start

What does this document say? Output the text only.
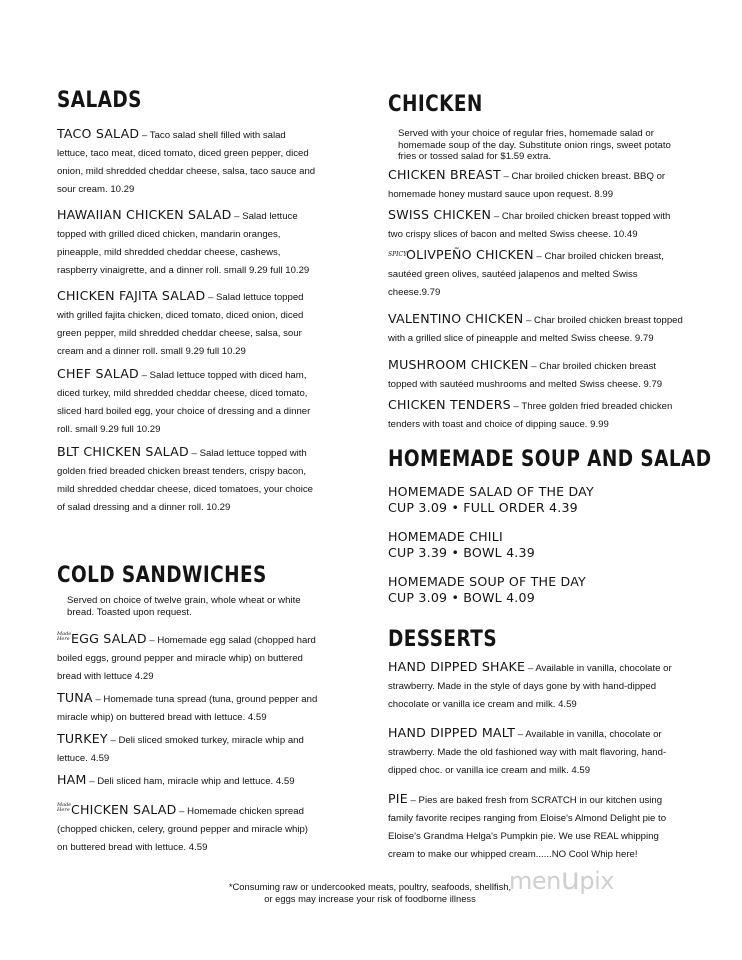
SALADS
TACO SALAD – Taco salad shell filled with salad lettuce, taco meat, diced tomato, diced green pepper, diced onion, mild shredded cheddar cheese, salsa, taco sauce and sour cream. 10.29
HAWAIIAN CHICKEN SALAD – Salad lettuce topped with grilled diced chicken, mandarin oranges, pineapple, mild shredded cheddar cheese, cashews, raspberry vinaigrette, and a dinner roll. small 9.29 full 10.29
CHICKEN FAJITA SALAD – Salad lettuce topped with grilled fajita chicken, diced tomato, diced onion, diced green pepper, mild shredded cheddar cheese, salsa, sour cream and a dinner roll. small 9.29 full 10.29
CHEF SALAD – Salad lettuce topped with diced ham, diced turkey, mild shredded cheddar cheese, diced tomato, sliced hard boiled egg, your choice of dressing and a dinner roll. small 9.29 full 10.29
BLT CHICKEN SALAD – Salad lettuce topped with golden fried breaded chicken breast tenders, crispy bacon, mild shredded cheddar cheese, diced tomatoes, your choice of salad dressing and a dinner roll. 10.29
COLD SANDWICHES

Served on choice of twelve grain, whole wheat or white bread. Toasted upon request.

Made HereEGG SALAD – Homemade egg salad (chopped hard boiled eggs, ground pepper and miracle whip) on buttered bread with lettuce 4.29
TUNA – Homemade tuna spread (tuna, ground pepper and miracle whip) on buttered bread with lettuce. 4.59
TURKEY – Deli sliced smoked turkey, miracle whip and lettuce. 4.59
HAM – Deli sliced ham, miracle whip and lettuce. 4.59
Made HereCHICKEN SALAD – Homemade chicken spread (chopped chicken, celery, ground pepper and miracle whip) on buttered bread with lettuce. 4.59
CHICKEN

Served with your choice of regular fries, homemade salad or homemade soup of the day. Substitute onion rings, sweet potato fries or tossed salad for $1.59 extra.

CHICKEN BREAST – Char broiled chicken breast. BBQ or homemade honey mustard sauce upon request. 8.99
SWISS CHICKEN – Char broiled chicken breast topped with two crispy slices of bacon and melted Swiss cheese. 10.49
SPICYOLIVPEÑO CHICKEN – Char broiled chicken breast, sautéed green olives, sautéed jalapenos and melted Swiss cheese.9.79
VALENTINO CHICKEN – Char broiled chicken breast topped with a grilled slice of pineapple and melted Swiss cheese. 9.79
MUSHROOM CHICKEN – Char broiled chicken breast topped with sautéed mushrooms and melted Swiss cheese. 9.79
CHICKEN TENDERS – Three golden fried breaded chicken tenders with toast and choice of dipping sauce. 9.99
HOMEMADE SOUP AND SALAD

HOMEMADE SALAD OF THE DAY

CUP 3.09 • FULL ORDER 4.39

HOMEMADE CHILI

CUP 3.39 • BOWL 4.39

HOMEMADE SOUP OF THE DAY

CUP 3.09 • BOWL 4.09

DESSERTS
HAND DIPPED SHAKE – Available in vanilla, chocolate or strawberry. Made in the style of days gone by with hand-dipped chocolate or vanilla ice cream and milk. 4.59
HAND DIPPED MALT – Available in vanilla, chocolate or strawberry. Made the old fashioned way with malt flavoring, hand-dipped choc. or vanilla ice cream and milk. 4.59
PIE – Pies are baked fresh from SCRATCH in our kitchen using family favorite recipes ranging from Eloise's Almond Delight pie to Eloise's Grandma Helga's Pumpkin pie. We use REAL whipping cream to make our whipped cream......NO Cool Whip here!
*Consuming raw or undercooked meats, poultry, seafoods, shellfish,
or eggs may increase your risk of foodborne illness
menupix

end

Reproduce every record word for word. The copy must contain no pictures.

What does this document say? Output the text only.
SALADS
TACO SALAD – Taco salad shell filled with salad lettuce, taco meat, diced tomato, diced green pepper, diced onion, mild shredded cheddar cheese, salsa, taco sauce and sour cream. 10.29
HAWAIIAN CHICKEN SALAD – Salad lettuce topped with grilled diced chicken, mandarin oranges, pineapple, mild shredded cheddar cheese, cashews, raspberry vinaigrette, and a dinner roll. small 9.29 full 10.29
CHICKEN FAJITA SALAD – Salad lettuce topped with grilled fajita chicken, diced tomato, diced onion, diced green pepper, mild shredded cheddar cheese, salsa, sour cream and a dinner roll. small 9.29 full 10.29
CHEF SALAD – Salad lettuce topped with diced ham, diced turkey, mild shredded cheddar cheese, diced tomato, sliced hard boiled egg, your choice of dressing and a dinner roll. small 9.29 full 10.29
BLT CHICKEN SALAD – Salad lettuce topped with golden fried breaded chicken breast tenders, crispy bacon, mild shredded cheddar cheese, diced tomatoes, your choice of salad dressing and a dinner roll. 10.29
COLD SANDWICHES

Served on choice of twelve grain, whole wheat or white bread. Toasted upon request.

Made HereEGG SALAD – Homemade egg salad (chopped hard boiled eggs, ground pepper and miracle whip) on buttered bread with lettuce 4.29
TUNA – Homemade tuna spread (tuna, ground pepper and miracle whip) on buttered bread with lettuce. 4.59
TURKEY – Deli sliced smoked turkey, miracle whip and lettuce. 4.59
HAM – Deli sliced ham, miracle whip and lettuce. 4.59
Made HereCHICKEN SALAD – Homemade chicken spread (chopped chicken, celery, ground pepper and miracle whip) on buttered bread with lettuce. 4.59
CHICKEN

Served with your choice of regular fries, homemade salad or homemade soup of the day. Substitute onion rings, sweet potato fries or tossed salad for $1.59 extra.

CHICKEN BREAST – Char broiled chicken breast. BBQ or homemade honey mustard sauce upon request. 8.99
SWISS CHICKEN – Char broiled chicken breast topped with two crispy slices of bacon and melted Swiss cheese. 10.49
SPICYOLIVPEÑO CHICKEN – Char broiled chicken breast, sautéed green olives, sautéed jalapenos and melted Swiss cheese.9.79
VALENTINO CHICKEN – Char broiled chicken breast topped with a grilled slice of pineapple and melted Swiss cheese. 9.79
MUSHROOM CHICKEN – Char broiled chicken breast topped with sautéed mushrooms and melted Swiss cheese. 9.79
CHICKEN TENDERS – Three golden fried breaded chicken tenders with toast and choice of dipping sauce. 9.99
HOMEMADE SOUP AND SALAD

HOMEMADE SALAD OF THE DAY

CUP 3.09 • FULL ORDER 4.39

HOMEMADE CHILI

CUP 3.39 • BOWL 4.39

HOMEMADE SOUP OF THE DAY

CUP 3.09 • BOWL 4.09

DESSERTS
HAND DIPPED SHAKE – Available in vanilla, chocolate or strawberry. Made in the style of days gone by with hand-dipped chocolate or vanilla ice cream and milk. 4.59
HAND DIPPED MALT – Available in vanilla, chocolate or strawberry. Made the old fashioned way with malt flavoring, hand-dipped choc. or vanilla ice cream and milk. 4.59
PIE – Pies are baked fresh from SCRATCH in our kitchen using family favorite recipes ranging from Eloise's Almond Delight pie to Eloise's Grandma Helga's Pumpkin pie. We use REAL whipping cream to make our whipped cream......NO Cool Whip here!
*Consuming raw or undercooked meats, poultry, seafoods, shellfish,
or eggs may increase your risk of foodborne illness
menupix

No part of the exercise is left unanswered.